§ EXERCISE PROMPT: Please write out the complete listing that follows, exactly as it reads.

§ MATERIAL PROVIDED:
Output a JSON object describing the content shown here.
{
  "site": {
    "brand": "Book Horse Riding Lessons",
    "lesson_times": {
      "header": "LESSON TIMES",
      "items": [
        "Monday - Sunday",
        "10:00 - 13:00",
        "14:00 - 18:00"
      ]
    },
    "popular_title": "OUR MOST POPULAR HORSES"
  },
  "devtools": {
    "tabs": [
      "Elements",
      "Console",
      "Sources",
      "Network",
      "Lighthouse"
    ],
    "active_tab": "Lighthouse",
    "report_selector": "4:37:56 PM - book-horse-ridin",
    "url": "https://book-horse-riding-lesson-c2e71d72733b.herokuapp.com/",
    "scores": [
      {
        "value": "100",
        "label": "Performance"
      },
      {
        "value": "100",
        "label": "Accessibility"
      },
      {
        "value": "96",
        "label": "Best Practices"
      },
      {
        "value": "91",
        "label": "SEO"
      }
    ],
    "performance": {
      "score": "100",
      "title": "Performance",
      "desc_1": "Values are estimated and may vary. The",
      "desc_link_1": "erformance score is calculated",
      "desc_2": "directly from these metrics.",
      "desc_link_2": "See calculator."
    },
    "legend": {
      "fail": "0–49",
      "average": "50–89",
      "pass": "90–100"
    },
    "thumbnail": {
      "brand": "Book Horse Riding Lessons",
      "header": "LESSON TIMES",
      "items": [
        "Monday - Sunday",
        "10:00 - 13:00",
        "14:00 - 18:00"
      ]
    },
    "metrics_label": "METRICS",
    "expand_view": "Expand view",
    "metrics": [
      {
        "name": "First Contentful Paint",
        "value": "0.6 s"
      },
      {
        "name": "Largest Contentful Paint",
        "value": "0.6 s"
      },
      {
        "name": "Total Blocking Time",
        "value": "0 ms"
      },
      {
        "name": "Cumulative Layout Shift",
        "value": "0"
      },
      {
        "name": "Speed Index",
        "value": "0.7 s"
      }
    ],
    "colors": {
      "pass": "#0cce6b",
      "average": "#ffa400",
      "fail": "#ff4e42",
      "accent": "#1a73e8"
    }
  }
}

§ TASK RESULT:
Output a JSON object describing the content shown here.
{
  "site": {
    "brand": "Book Horse Riding Lessons",
    "lesson_times": {
      "header": "LESSON TIMES",
      "items": [
        "Monday - Sunday",
        "10:00 - 13:00",
        "14:00 - 18:00"
      ]
    },
    "popular_title": "OUR MOST POPULAR HORSES"
  },
  "devtools": {
    "tabs": [
      "Elements",
      "Console",
      "Sources",
      "Network",
      "Lighthouse"
    ],
    "active_tab": "Lighthouse",
    "report_selector": "4:37:56 PM - book-horse-ridin",
    "url": "https://book-horse-riding-lesson-c2e71d72733b.herokuapp.com/",
    "scores": [
      {
        "value": "100",
        "label": "Performance"
      },
      {
        "value": "100",
        "label": "Accessibility"
      },
      {
        "value": "96",
        "label": "Best Practices"
      },
      {
        "value": "91",
        "label": "SEO"
      }
    ],
    "performance": {
      "score": "100",
      "title": "Performance",
      "desc_1": "Values are estimated and may vary. The",
      "desc_link_1": "erformance score is calculated",
      "desc_2": "directly from these metrics.",
      "desc_link_2": "See calculator."
    },
    "legend": {
      "fail": "0–49",
      "average": "50–89",
      "pass": "90–100"
    },
    "thumbnail": {
      "brand": "Book Horse Riding Lessons",
      "header": "LESSON TIMES",
      "items": [
        "Monday - Sunday",
        "10:00 - 13:00",
        "14:00 - 18:00"
      ]
    },
    "metrics_label": "METRICS",
    "expand_view": "Expand view",
    "metrics": [
      {
        "name": "First Contentful Paint",
        "value": "0.6 s"
      },
      {
        "name": "Largest Contentful Paint",
        "value": "0.6 s"
      },
      {
        "name": "Total Blocking Time",
        "value": "0 ms"
      },
      {
        "name": "Cumulative Layout Shift",
        "value": "0"
      },
      {
        "name": "Speed Index",
        "value": "0.7 s"
      }
    ],
    "colors": {
      "pass": "#0cce6b",
      "average": "#ffa400",
      "fail": "#ff4e42",
      "accent": "#1a73e8"
    }
  }
}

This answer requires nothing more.